PAGE EXCERPT
((

Thread: Comments on earlier age() post.

Comments on earlier age() post.

From
"Mitch Vincent"
Date:
I haven't heard from anyone on my earlier age() post. If someone could test
it on their database and let me know if the behavior they get is expected, I
would greatly appreciate it.

The queries again :

hhs=# SELECT age('Sun Dec 03 08:00:00 2000 EST','Tue Oct 10 08:00:00 2000
EDT') as esec;
          esec
------------------------
 @ 1 mon 24 days 1 hour
(1 row)

Ok, but if I turn right around and add that value back , I get :

hhs=# SELECT ('Tue Oct 10 08:00:00 2000 EDT'::timestamp + '1 mon 24 days 1
hour'::interval);
           ?column?
------------------------------
 Mon Dec 04 08:00:00 2000 EST
(1 row)

Thanks!!!

-Mitch

"I'd change the world if God would just give me the source code."


Re: Comments on earlier age() post.

From
Tom Lane
Date:
"Mitch Vincent" <mitch@venux.net> writes:
> hhs=# SELECT age('Sun Dec 03 08:00:00 2000 EST','Tue Oct 10 08:00:00 2000
> EDT') as esec;
>           esec
> ------------------------
>  @ 1 mon 24 days 1 hour
> (1 row)

> Ok, but if I turn right around and add that value back , I get :

> hhs=# SELECT ('Tue Oct 10 08:00:00 2000 EDT'::timestamp + '1 mon 24 days 1
> hour'::interval);
>            ?column?
> ------------------------------
>  Mon Dec 04 08:00:00 2000 EST
> (1 row)

This is more Thomas' bailiwick than mine, but it seems to me that these
operations are inherently rather ill-defined.  Consider: counting
forward from Oct 10 to Dec 3, one would naturally call the interval
"1 month + 23 days" (1 month takes you to Nov 10, from which it's
23 days to Dec 3, no?).  But counting backwards from Dec 3 to Oct 10
looks like "1 month + 22 days" (1 month takes you to Nov 3, from which
it's 22 days back to Oct 12).  The trouble is that Oct and Nov have
different numbers of days, so you get different answers depending on
what your referent for "1 month" is.

There may indeed be a bug here --- it bothers me that counting on my
fingers gives 22/23 days where the system says 23/24.  But I'm not
sure there's anything wrong with the fact that (A-B)+B != A, given
the way type interval is defined.

Maybe we need to offer a different kind of interval that avoids the
symbolic "month" rigmarole and just counts honest-to-god seconds.

            regards, tom lane

Re: Comments on earlier age() post.

From
"Mitch Vincent"

))

WRITTEN TASKS
(1) According to Tom Lane's reply in the age() thread, why do counting forward and counting backward between the two dates give different answers?
(2) Echo the age() thread, starting at the words "This is more" and stopping after "interval is defined.".
The material below has no connection to the age() thread above.

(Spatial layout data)
((

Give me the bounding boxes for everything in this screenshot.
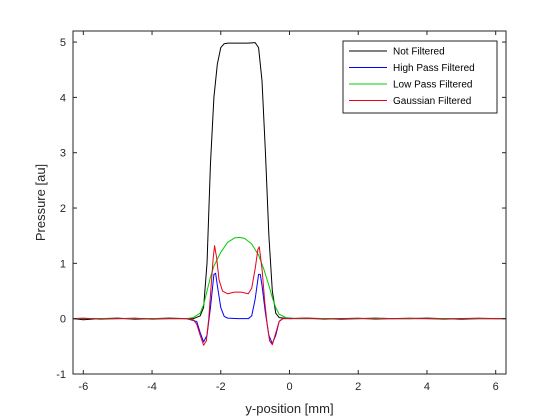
series-line-2	[73, 236, 506, 320]
legend-entry-label: Not Filtered	[393, 47, 445, 58]
x-axis-label: y-position [mm]	[245, 401, 333, 416]
x-tick-label: 0	[286, 381, 292, 393]
y-axis-label: Pressure [au]	[33, 164, 48, 241]
x-tick-label: 2	[355, 381, 361, 393]
x-tick-label: 6	[493, 381, 499, 393]
legend-entry-label: Gaussian Filtered	[393, 96, 471, 107]
y-tick-label: 3	[60, 148, 66, 160]
legend: Not Filtered High Pass Filtered Low Pass F…	[342, 40, 498, 114]
legend-entry-label: Low Pass Filtered	[393, 80, 472, 91]
y-tick-label: 5	[60, 37, 66, 49]
y-tick-label: 4	[60, 92, 66, 104]
y-tick-label: -1	[56, 369, 66, 381]
x-tick-label: 4	[424, 381, 430, 393]
legend-entry-label: High Pass Filtered	[393, 63, 475, 74]
y-tick-label: 2	[60, 203, 66, 215]
y-tick-label: 1	[60, 258, 66, 270]
y-tick-label: 0	[60, 314, 66, 326]
x-tick-label: -2	[216, 381, 226, 393]
axes: -6 -4 -2 0 2 4 6 -1 0 1 2 3 4 5	[56, 30, 507, 393]
plot-area	[73, 42, 506, 346]
x-tick-label: -4	[147, 381, 157, 393]
x-tick-label: -6	[78, 381, 88, 393]
series-line-3	[73, 245, 506, 346]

))

ANSWERS FOR THE TASKS
(1) October and November have different numbers of days, so the answer depends on what your referent for "1 month" is.

(2)
This is more Thomas' bailiwick than mine, but it seems to me that these
operations are inherently rather ill-defined.  Consider: counting
forward from Oct 10 to Dec 3, one would naturally call the interval
"1 month + 23 days" (1 month takes you to Nov 10, from which it's
23 days to Dec 3, no?).  But counting backwards from Dec 3 to Oct 10
looks like "1 month + 22 days" (1 month takes you to Nov 3, from which
it's 22 days back to Oct 12).  The trouble is that Oct and Nov have
different numbers of days, so you get different answers depending on
what your referent for "1 month" is.

There may indeed be a bug here --- it bothers me that counting on my
fingers gives 22/23 days where the system says 23/24.  But I'm not
sure there's anything wrong with the fact that (A-B)+B != A, given
the way type interval is defined.